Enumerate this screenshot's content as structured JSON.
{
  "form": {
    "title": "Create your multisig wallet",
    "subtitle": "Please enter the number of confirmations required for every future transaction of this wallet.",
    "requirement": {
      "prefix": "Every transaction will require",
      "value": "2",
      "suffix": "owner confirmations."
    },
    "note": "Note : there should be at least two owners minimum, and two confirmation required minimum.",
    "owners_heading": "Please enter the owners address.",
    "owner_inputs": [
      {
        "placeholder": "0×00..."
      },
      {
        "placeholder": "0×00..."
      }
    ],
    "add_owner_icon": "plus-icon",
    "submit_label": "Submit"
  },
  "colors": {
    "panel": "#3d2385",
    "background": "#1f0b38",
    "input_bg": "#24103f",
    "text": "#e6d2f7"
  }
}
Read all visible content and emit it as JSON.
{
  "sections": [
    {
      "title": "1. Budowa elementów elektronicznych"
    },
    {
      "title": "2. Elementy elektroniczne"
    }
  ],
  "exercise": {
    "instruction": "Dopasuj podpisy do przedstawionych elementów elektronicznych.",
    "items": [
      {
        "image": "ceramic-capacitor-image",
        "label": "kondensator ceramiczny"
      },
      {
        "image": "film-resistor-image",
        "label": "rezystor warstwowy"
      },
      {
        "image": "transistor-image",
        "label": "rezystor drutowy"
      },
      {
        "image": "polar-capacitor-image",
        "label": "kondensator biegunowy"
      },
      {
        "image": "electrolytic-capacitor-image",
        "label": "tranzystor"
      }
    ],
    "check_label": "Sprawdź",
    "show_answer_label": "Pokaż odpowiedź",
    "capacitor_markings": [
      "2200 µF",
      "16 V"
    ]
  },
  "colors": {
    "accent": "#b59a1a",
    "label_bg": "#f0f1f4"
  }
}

■ ■ ■

--- Set problem ---
From the listing above, return each line with the word "Please".

--- Answer for this exercise ---
    "subtitle": "Please enter the number of confirmations required for every future transaction of this wallet.",
    "owners_heading": "Please enter the owners address.",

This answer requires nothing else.